*Exercise details*
Output the data that follows exactly, line for line.

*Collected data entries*
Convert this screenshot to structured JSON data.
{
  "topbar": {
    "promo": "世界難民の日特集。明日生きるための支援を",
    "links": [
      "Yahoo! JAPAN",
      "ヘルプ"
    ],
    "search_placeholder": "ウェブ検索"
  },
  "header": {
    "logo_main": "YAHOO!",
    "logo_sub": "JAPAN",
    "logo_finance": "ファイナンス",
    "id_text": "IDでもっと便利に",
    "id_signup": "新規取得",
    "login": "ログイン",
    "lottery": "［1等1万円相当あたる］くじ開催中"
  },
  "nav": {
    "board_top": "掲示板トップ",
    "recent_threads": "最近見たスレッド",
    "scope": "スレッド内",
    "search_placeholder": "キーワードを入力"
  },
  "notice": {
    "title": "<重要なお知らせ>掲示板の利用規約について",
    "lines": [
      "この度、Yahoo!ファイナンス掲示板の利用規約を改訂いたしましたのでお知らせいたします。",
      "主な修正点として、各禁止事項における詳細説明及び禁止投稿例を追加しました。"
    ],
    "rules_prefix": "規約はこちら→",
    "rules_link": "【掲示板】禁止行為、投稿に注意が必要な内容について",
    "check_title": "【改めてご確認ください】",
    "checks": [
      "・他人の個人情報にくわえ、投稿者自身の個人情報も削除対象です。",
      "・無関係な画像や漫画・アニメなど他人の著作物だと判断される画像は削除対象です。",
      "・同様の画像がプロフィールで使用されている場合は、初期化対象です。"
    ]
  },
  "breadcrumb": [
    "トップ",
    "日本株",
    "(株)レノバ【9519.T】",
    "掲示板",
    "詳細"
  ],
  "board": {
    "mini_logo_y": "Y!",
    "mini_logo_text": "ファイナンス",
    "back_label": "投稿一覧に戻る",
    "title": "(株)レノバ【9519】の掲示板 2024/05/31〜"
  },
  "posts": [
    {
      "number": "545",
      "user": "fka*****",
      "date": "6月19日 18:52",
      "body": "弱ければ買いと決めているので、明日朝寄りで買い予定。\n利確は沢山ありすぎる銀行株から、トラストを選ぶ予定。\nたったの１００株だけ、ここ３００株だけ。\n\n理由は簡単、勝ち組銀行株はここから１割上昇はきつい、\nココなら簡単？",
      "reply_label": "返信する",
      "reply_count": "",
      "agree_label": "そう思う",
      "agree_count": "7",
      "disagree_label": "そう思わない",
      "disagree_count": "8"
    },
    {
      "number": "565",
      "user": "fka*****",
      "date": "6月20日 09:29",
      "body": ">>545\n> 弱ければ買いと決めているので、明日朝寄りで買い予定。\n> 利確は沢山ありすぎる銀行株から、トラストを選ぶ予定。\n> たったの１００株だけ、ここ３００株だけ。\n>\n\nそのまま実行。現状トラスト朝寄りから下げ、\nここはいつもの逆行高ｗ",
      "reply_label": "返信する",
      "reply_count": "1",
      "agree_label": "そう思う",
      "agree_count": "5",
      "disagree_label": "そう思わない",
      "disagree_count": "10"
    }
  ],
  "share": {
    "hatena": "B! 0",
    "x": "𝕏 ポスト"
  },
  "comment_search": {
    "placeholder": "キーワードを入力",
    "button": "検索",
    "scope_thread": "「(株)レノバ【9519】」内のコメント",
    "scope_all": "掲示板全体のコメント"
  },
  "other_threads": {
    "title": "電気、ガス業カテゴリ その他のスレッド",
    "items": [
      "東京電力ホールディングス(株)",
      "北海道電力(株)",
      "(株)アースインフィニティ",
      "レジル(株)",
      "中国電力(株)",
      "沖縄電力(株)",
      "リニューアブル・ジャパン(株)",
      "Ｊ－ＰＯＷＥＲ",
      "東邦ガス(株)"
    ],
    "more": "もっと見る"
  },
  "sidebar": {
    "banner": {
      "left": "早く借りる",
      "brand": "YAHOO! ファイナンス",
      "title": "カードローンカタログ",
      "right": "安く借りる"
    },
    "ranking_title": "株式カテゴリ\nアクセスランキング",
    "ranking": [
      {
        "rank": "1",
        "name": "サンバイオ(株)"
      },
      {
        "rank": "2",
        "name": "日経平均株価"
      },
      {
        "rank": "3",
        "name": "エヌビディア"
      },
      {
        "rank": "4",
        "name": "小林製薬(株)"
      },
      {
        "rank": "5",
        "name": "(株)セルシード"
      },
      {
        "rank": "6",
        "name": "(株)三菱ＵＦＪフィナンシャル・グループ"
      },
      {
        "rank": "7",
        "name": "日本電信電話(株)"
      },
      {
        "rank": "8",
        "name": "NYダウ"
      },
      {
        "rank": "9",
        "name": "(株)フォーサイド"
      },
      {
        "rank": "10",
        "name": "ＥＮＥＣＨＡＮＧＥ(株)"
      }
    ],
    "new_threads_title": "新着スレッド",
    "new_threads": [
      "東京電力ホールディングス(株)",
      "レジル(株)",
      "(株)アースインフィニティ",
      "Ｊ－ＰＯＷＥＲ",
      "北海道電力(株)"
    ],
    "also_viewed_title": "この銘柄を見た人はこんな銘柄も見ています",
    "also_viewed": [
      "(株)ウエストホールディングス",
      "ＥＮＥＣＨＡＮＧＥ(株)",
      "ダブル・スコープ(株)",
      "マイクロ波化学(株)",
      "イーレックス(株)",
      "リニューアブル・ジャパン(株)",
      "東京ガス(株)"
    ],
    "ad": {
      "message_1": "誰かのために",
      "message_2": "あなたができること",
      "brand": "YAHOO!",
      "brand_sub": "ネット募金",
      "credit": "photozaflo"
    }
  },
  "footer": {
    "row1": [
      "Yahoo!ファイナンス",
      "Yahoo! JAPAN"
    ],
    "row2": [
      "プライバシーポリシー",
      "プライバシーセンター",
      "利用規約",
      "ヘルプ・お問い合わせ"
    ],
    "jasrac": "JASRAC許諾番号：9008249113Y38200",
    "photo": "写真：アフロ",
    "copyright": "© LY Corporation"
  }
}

*The output*
Convert this screenshot to structured JSON data.
{
  "topbar": {
    "promo": "世界難民の日特集。明日生きるための支援を",
    "links": [
      "Yahoo! JAPAN",
      "ヘルプ"
    ],
    "search_placeholder": "ウェブ検索"
  },
  "header": {
    "logo_main": "YAHOO!",
    "logo_sub": "JAPAN",
    "logo_finance": "ファイナンス",
    "id_text": "IDでもっと便利に",
    "id_signup": "新規取得",
    "login": "ログイン",
    "lottery": "［1等1万円相当あたる］くじ開催中"
  },
  "nav": {
    "board_top": "掲示板トップ",
    "recent_threads": "最近見たスレッド",
    "scope": "スレッド内",
    "search_placeholder": "キーワードを入力"
  },
  "notice": {
    "title": "<重要なお知らせ>掲示板の利用規約について",
    "lines": [
      "この度、Yahoo!ファイナンス掲示板の利用規約を改訂いたしましたのでお知らせいたします。",
      "主な修正点として、各禁止事項における詳細説明及び禁止投稿例を追加しました。"
    ],
    "rules_prefix": "規約はこちら→",
    "rules_link": "【掲示板】禁止行為、投稿に注意が必要な内容について",
    "check_title": "【改めてご確認ください】",
    "checks": [
      "・他人の個人情報にくわえ、投稿者自身の個人情報も削除対象です。",
      "・無関係な画像や漫画・アニメなど他人の著作物だと判断される画像は削除対象です。",
      "・同様の画像がプロフィールで使用されている場合は、初期化対象です。"
    ]
  },
  "breadcrumb": [
    "トップ",
    "日本株",
    "(株)レノバ【9519.T】",
    "掲示板",
    "詳細"
  ],
  "board": {
    "mini_logo_y": "Y!",
    "mini_logo_text": "ファイナンス",
    "back_label": "投稿一覧に戻る",
    "title": "(株)レノバ【9519】の掲示板 2024/05/31〜"
  },
  "posts": [
    {
      "number": "545",
      "user": "fka*****",
      "date": "6月19日 18:52",
      "body": "弱ければ買いと決めているので、明日朝寄りで買い予定。\n利確は沢山ありすぎる銀行株から、トラストを選ぶ予定。\nたったの１００株だけ、ここ３００株だけ。\n\n理由は簡単、勝ち組銀行株はここから１割上昇はきつい、\nココなら簡単？",
      "reply_label": "返信する",
      "reply_count": "",
      "agree_label": "そう思う",
      "agree_count": "7",
      "disagree_label": "そう思わない",
      "disagree_count": "8"
    },
    {
      "number": "565",
      "user": "fka*****",
      "date": "6月20日 09:29",
      "body": ">>545\n> 弱ければ買いと決めているので、明日朝寄りで買い予定。\n> 利確は沢山ありすぎる銀行株から、トラストを選ぶ予定。\n> たったの１００株だけ、ここ３００株だけ。\n>\n\nそのまま実行。現状トラスト朝寄りから下げ、\nここはいつもの逆行高ｗ",
      "reply_label": "返信する",
      "reply_count": "1",
      "agree_label": "そう思う",
      "agree_count": "5",
      "disagree_label": "そう思わない",
      "disagree_count": "10"
    }
  ],
  "share": {
    "hatena": "B! 0",
    "x": "𝕏 ポスト"
  },
  "comment_search": {
    "placeholder": "キーワードを入力",
    "button": "検索",
    "scope_thread": "「(株)レノバ【9519】」内のコメント",
    "scope_all": "掲示板全体のコメント"
  },
  "other_threads": {
    "title": "電気、ガス業カテゴリ その他のスレッド",
    "items": [
      "東京電力ホールディングス(株)",
      "北海道電力(株)",
      "(株)アースインフィニティ",
      "レジル(株)",
      "中国電力(株)",
      "沖縄電力(株)",
      "リニューアブル・ジャパン(株)",
      "Ｊ－ＰＯＷＥＲ",
      "東邦ガス(株)"
    ],
    "more": "もっと見る"
  },
  "sidebar": {
    "banner": {
      "left": "早く借りる",
      "brand": "YAHOO! ファイナンス",
      "title": "カードローンカタログ",
      "right": "安く借りる"
    },
    "ranking_title": "株式カテゴリ\nアクセスランキング",
    "ranking": [
      {
        "rank": "1",
        "name": "サンバイオ(株)"
      },
      {
        "rank": "2",
        "name": "日経平均株価"
      },
      {
        "rank": "3",
        "name": "エヌビディア"
      },
      {
        "rank": "4",
        "name": "小林製薬(株)"
      },
      {
        "rank": "5",
        "name": "(株)セルシード"
      },
      {
        "rank": "6",
        "name": "(株)三菱ＵＦＪフィナンシャル・グループ"
      },
      {
        "rank": "7",
        "name": "日本電信電話(株)"
      },
      {
        "rank": "8",
        "name": "NYダウ"
      },
      {
        "rank": "9",
        "name": "(株)フォーサイド"
      },
      {
        "rank": "10",
        "name": "ＥＮＥＣＨＡＮＧＥ(株)"
      }
    ],
    "new_threads_title": "新着スレッド",
    "new_threads": [
      "東京電力ホールディングス(株)",
      "レジル(株)",
      "(株)アースインフィニティ",
      "Ｊ－ＰＯＷＥＲ",
      "北海道電力(株)"
    ],
    "also_viewed_title": "この銘柄を見た人はこんな銘柄も見ています",
    "also_viewed": [
      "(株)ウエストホールディングス",
      "ＥＮＥＣＨＡＮＧＥ(株)",
      "ダブル・スコープ(株)",
      "マイクロ波化学(株)",
      "イーレックス(株)",
      "リニューアブル・ジャパン(株)",
      "東京ガス(株)"
    ],
    "ad": {
      "message_1": "誰かのために",
      "message_2": "あなたができること",
      "brand": "YAHOO!",
      "brand_sub": "ネット募金",
      "credit": "photozaflo"
    }
  },
  "footer": {
    "row1": [
      "Yahoo!ファイナンス",
      "Yahoo! JAPAN"
    ],
    "row2": [
      "プライバシーポリシー",
      "プライバシーセンター",
      "利用規約",
      "ヘルプ・お問い合わせ"
    ],
    "jasrac": "JASRAC許諾番号：9008249113Y38200",
    "photo": "写真：アフロ",
    "copyright": "© LY Corporation"
  }
}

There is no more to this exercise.